* BEGIN *
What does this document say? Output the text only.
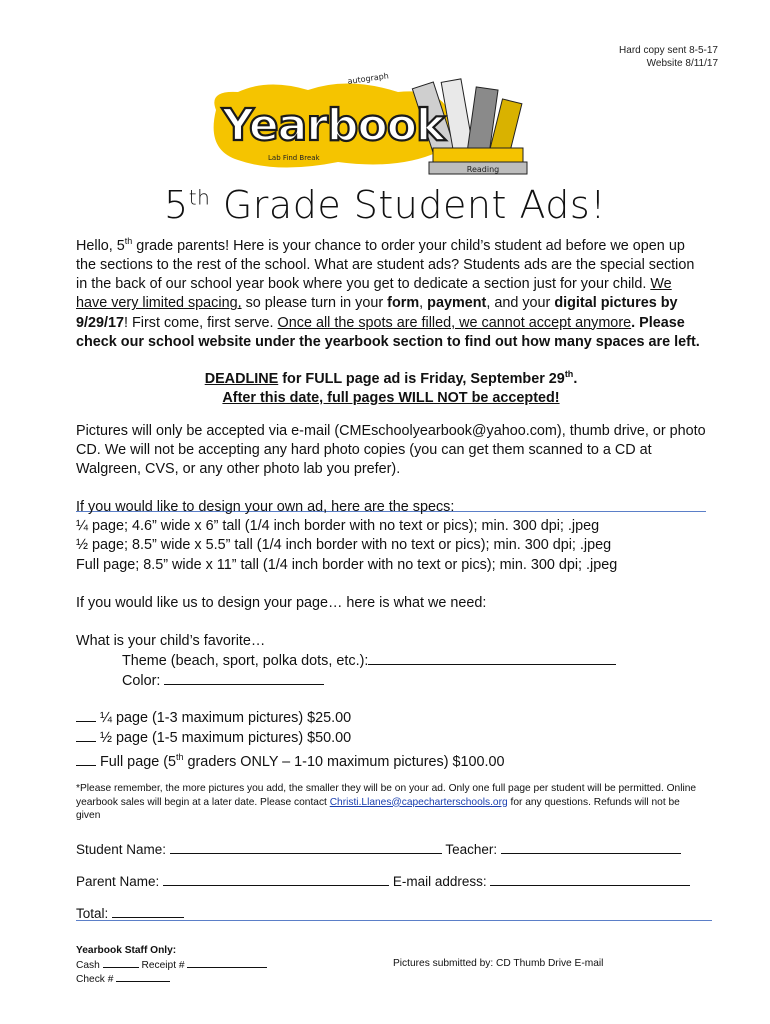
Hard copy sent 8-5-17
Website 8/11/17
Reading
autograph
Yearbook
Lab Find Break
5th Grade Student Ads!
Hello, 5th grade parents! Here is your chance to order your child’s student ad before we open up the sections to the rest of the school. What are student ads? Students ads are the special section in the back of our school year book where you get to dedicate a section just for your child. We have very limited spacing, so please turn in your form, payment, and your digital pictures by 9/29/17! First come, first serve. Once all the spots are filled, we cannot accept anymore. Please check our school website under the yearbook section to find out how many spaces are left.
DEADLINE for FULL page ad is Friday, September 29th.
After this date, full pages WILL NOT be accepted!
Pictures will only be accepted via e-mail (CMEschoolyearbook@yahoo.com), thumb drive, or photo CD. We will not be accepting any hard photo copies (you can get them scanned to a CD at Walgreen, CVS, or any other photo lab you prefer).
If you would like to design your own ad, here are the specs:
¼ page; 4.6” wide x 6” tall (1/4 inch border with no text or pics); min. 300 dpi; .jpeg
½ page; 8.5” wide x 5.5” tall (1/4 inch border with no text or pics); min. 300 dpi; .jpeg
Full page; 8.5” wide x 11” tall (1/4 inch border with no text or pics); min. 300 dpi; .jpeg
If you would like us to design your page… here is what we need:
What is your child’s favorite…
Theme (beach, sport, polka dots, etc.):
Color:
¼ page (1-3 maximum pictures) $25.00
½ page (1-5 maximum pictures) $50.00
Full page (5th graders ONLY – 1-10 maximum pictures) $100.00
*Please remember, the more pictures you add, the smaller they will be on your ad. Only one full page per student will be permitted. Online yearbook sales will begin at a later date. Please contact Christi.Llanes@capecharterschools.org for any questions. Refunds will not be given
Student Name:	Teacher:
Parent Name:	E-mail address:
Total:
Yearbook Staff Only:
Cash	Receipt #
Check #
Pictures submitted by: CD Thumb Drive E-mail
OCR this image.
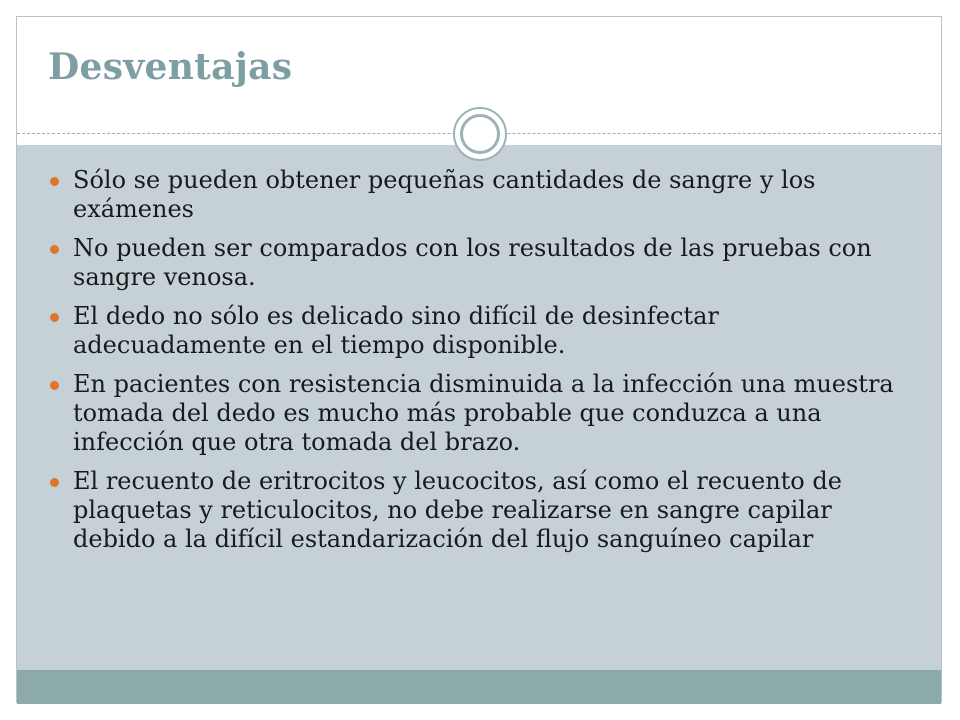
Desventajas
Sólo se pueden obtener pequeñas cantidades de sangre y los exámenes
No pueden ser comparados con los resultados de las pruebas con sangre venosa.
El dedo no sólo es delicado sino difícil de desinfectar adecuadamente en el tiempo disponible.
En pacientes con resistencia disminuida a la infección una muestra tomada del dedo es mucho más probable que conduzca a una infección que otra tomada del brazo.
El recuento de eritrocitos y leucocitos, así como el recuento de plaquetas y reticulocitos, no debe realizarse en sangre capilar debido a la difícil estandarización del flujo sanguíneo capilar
* END *
_WHAT IS ASKED_
Repeat each entry exactly as given; no pictures belong in the copy.

_SOLVED PROBLEM_
What does this document say? Output the text only.
Hard copy sent 8-5-17
Website 8/11/17
Reading
autograph
Yearbook
Lab Find Break
5th Grade Student Ads!
Hello, 5th grade parents! Here is your chance to order your child’s student ad before we open up the sections to the rest of the school. What are student ads? Students ads are the special section in the back of our school year book where you get to dedicate a section just for your child. We have very limited spacing, so please turn in your form, payment, and your digital pictures by 9/29/17! First come, first serve. Once all the spots are filled, we cannot accept anymore. Please check our school website under the yearbook section to find out how many spaces are left.
DEADLINE for FULL page ad is Friday, September 29th.
After this date, full pages WILL NOT be accepted!
Pictures will only be accepted via e-mail (CMEschoolyearbook@yahoo.com), thumb drive, or photo CD. We will not be accepting any hard photo copies (you can get them scanned to a CD at Walgreen, CVS, or any other photo lab you prefer).
If you would like to design your own ad, here are the specs:
¼ page; 4.6” wide x 6” tall (1/4 inch border with no text or pics); min. 300 dpi; .jpeg
½ page; 8.5” wide x 5.5” tall (1/4 inch border with no text or pics); min. 300 dpi; .jpeg
Full page; 8.5” wide x 11” tall (1/4 inch border with no text or pics); min. 300 dpi; .jpeg
If you would like us to design your page… here is what we need:
What is your child’s favorite…
Theme (beach, sport, polka dots, etc.):
Color:
¼ page (1-3 maximum pictures) $25.00
½ page (1-5 maximum pictures) $50.00
Full page (5th graders ONLY – 1-10 maximum pictures) $100.00
*Please remember, the more pictures you add, the smaller they will be on your ad. Only one full page per student will be permitted. Online yearbook sales will begin at a later date. Please contact Christi.Llanes@capecharterschools.org for any questions. Refunds will not be given
Student Name:	Teacher:
Parent Name:	E-mail address:
Total:
Yearbook Staff Only:
Cash	Receipt #
Check #
Pictures submitted by: CD Thumb Drive E-mail
OCR this image.
Desventajas
Sólo se pueden obtener pequeñas cantidades de sangre y los exámenes
No pueden ser comparados con los resultados de las pruebas con sangre venosa.
El dedo no sólo es delicado sino difícil de desinfectar adecuadamente en el tiempo disponible.
En pacientes con resistencia disminuida a la infección una muestra tomada del dedo es mucho más probable que conduzca a una infección que otra tomada del brazo.
El recuento de eritrocitos y leucocitos, así como el recuento de plaquetas y reticulocitos, no debe realizarse en sangre capilar debido a la difícil estandarización del flujo sanguíneo capilar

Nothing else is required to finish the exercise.